● **Extracts from a graphics dataset**
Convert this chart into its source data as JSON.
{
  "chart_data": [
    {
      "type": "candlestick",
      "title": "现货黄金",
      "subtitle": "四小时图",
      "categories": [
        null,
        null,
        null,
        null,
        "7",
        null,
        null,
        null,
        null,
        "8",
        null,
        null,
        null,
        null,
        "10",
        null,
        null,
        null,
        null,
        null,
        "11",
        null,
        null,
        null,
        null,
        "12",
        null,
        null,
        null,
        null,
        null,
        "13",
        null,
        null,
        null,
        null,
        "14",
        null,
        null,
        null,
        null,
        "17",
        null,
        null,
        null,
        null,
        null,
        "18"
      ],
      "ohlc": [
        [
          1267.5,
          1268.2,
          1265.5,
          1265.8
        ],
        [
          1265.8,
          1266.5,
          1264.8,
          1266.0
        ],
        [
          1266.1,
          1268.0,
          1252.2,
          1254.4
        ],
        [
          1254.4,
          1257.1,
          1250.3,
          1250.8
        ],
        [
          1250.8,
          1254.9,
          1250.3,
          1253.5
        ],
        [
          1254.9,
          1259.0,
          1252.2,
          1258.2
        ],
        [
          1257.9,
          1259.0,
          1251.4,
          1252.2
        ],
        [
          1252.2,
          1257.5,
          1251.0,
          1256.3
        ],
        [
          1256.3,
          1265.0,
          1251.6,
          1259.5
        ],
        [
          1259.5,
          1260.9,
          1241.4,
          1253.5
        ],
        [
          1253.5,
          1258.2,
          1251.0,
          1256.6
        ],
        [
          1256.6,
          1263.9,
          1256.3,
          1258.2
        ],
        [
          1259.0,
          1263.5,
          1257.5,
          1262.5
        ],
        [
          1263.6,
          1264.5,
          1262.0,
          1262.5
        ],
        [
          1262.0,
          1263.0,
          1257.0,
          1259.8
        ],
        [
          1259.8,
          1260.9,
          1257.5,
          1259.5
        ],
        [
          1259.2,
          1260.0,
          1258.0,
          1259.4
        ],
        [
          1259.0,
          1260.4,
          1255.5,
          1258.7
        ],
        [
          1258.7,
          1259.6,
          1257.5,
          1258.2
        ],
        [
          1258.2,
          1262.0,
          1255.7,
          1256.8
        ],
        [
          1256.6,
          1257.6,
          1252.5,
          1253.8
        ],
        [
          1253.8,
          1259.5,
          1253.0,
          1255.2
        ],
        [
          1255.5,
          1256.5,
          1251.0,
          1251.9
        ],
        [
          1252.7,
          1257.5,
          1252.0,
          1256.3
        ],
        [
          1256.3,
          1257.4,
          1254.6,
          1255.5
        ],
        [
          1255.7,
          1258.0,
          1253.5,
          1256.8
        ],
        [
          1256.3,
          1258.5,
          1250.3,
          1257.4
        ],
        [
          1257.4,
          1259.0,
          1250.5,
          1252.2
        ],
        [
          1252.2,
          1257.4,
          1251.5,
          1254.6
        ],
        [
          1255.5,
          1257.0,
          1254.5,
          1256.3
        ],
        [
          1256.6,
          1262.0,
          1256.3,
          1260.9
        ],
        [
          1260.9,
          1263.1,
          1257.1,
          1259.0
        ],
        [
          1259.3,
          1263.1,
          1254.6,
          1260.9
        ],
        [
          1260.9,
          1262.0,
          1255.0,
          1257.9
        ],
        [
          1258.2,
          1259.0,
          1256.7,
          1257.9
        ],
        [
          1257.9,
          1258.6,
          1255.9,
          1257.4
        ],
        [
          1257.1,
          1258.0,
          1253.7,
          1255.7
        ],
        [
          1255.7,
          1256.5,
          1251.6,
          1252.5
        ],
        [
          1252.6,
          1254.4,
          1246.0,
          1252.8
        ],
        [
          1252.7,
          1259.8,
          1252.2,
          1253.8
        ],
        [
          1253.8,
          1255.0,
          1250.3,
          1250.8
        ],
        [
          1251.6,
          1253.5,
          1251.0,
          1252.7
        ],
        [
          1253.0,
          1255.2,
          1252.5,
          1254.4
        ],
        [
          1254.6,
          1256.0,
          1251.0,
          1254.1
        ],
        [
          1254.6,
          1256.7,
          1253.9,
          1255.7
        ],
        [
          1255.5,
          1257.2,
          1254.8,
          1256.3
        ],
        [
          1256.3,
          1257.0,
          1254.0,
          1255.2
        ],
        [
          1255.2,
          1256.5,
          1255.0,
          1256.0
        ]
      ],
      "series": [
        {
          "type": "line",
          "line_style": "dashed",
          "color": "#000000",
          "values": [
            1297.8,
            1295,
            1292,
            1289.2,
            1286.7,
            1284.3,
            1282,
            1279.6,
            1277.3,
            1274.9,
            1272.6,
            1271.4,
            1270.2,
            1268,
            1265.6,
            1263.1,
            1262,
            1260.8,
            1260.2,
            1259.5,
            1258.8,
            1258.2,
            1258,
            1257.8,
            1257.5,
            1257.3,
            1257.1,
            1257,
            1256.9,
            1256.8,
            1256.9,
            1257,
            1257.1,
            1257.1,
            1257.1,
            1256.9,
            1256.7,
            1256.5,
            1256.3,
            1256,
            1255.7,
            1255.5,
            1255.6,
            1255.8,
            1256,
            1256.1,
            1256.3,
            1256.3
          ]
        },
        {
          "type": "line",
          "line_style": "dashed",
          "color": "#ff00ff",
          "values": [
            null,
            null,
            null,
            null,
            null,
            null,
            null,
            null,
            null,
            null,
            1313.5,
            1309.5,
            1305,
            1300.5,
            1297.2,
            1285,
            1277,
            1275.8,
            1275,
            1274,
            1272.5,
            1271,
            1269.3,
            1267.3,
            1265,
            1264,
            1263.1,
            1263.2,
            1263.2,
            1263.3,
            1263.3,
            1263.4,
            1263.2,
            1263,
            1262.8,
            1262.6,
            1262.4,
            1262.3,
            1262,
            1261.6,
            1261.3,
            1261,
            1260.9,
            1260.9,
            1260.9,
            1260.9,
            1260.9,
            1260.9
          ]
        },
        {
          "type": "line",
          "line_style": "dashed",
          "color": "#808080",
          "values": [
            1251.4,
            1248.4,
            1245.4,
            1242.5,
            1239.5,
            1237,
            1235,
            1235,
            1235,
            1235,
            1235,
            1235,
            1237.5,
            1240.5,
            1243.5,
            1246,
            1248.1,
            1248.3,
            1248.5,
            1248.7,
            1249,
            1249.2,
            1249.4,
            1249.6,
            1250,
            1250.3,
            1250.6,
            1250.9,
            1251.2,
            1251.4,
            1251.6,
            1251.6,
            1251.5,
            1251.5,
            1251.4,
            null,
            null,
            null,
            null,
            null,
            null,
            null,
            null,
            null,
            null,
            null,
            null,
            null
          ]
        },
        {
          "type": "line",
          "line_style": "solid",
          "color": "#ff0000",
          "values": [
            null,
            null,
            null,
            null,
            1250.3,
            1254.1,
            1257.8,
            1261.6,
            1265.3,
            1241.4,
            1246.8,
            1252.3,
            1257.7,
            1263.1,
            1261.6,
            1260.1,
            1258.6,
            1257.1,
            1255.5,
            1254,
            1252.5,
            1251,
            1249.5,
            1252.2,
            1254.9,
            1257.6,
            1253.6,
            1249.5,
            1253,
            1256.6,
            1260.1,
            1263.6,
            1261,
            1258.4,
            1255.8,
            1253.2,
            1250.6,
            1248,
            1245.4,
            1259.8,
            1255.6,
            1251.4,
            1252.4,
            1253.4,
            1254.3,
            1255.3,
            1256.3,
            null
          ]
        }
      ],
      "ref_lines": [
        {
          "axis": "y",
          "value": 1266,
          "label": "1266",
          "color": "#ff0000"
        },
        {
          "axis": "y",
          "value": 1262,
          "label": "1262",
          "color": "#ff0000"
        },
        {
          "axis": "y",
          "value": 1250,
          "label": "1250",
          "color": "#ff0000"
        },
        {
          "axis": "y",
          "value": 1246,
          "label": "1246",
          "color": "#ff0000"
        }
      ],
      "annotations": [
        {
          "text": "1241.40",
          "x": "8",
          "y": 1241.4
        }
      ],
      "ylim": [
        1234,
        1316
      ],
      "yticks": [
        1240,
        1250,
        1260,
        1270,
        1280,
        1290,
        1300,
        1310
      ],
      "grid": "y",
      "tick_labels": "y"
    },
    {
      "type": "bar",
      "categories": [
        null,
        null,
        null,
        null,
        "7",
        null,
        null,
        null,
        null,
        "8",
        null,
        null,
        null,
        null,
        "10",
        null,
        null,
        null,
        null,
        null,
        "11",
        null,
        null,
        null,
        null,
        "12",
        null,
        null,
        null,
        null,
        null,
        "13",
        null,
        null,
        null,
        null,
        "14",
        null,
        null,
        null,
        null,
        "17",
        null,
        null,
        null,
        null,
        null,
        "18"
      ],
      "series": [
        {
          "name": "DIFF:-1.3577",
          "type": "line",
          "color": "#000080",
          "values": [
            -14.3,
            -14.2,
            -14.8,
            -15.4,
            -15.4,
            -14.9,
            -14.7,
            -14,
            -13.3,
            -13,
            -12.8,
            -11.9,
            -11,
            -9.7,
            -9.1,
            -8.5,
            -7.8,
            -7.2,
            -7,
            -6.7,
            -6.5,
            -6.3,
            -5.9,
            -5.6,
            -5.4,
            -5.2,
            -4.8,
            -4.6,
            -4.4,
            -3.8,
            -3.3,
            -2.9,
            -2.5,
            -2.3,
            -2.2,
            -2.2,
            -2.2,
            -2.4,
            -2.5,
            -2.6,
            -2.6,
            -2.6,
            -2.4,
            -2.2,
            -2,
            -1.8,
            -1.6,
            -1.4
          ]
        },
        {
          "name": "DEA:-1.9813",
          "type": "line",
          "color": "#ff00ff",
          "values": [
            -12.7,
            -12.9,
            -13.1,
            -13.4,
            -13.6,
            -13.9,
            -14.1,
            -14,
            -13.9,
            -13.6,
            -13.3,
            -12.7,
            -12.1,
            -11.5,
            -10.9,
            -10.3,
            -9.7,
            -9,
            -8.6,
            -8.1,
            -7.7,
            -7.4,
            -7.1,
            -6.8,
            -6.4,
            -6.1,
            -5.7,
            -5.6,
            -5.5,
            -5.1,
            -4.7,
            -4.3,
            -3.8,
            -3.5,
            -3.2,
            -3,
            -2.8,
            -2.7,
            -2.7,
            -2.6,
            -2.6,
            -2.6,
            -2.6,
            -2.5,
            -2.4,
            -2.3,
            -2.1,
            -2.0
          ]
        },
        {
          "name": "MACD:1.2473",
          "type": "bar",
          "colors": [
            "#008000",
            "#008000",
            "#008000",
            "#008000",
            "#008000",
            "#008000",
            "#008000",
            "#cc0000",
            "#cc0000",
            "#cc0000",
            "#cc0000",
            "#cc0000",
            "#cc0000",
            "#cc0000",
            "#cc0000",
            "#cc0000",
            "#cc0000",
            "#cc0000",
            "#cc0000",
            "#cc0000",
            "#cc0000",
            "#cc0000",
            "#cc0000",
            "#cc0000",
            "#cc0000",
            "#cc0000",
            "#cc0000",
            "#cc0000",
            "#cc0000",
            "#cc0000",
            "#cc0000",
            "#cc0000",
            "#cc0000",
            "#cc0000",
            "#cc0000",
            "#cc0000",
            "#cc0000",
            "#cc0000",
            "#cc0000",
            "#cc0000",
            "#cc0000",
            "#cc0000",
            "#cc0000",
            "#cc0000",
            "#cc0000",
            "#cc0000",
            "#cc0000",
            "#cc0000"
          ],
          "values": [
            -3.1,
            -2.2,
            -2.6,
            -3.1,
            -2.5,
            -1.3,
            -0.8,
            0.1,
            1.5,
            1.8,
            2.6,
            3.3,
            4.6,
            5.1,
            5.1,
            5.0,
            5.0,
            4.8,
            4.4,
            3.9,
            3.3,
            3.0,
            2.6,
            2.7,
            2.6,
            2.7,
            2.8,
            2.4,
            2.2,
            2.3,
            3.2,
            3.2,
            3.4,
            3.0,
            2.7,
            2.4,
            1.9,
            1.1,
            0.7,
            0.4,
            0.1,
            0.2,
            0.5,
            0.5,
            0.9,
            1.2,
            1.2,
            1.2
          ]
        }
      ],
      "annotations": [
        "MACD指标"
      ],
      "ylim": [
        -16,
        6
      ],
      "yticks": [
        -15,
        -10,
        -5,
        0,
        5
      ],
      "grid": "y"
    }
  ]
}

● **EXERCISE BRIEF**
Report only how many lines in the entries contain "name".

● **ANSWER TO THE TASK**
3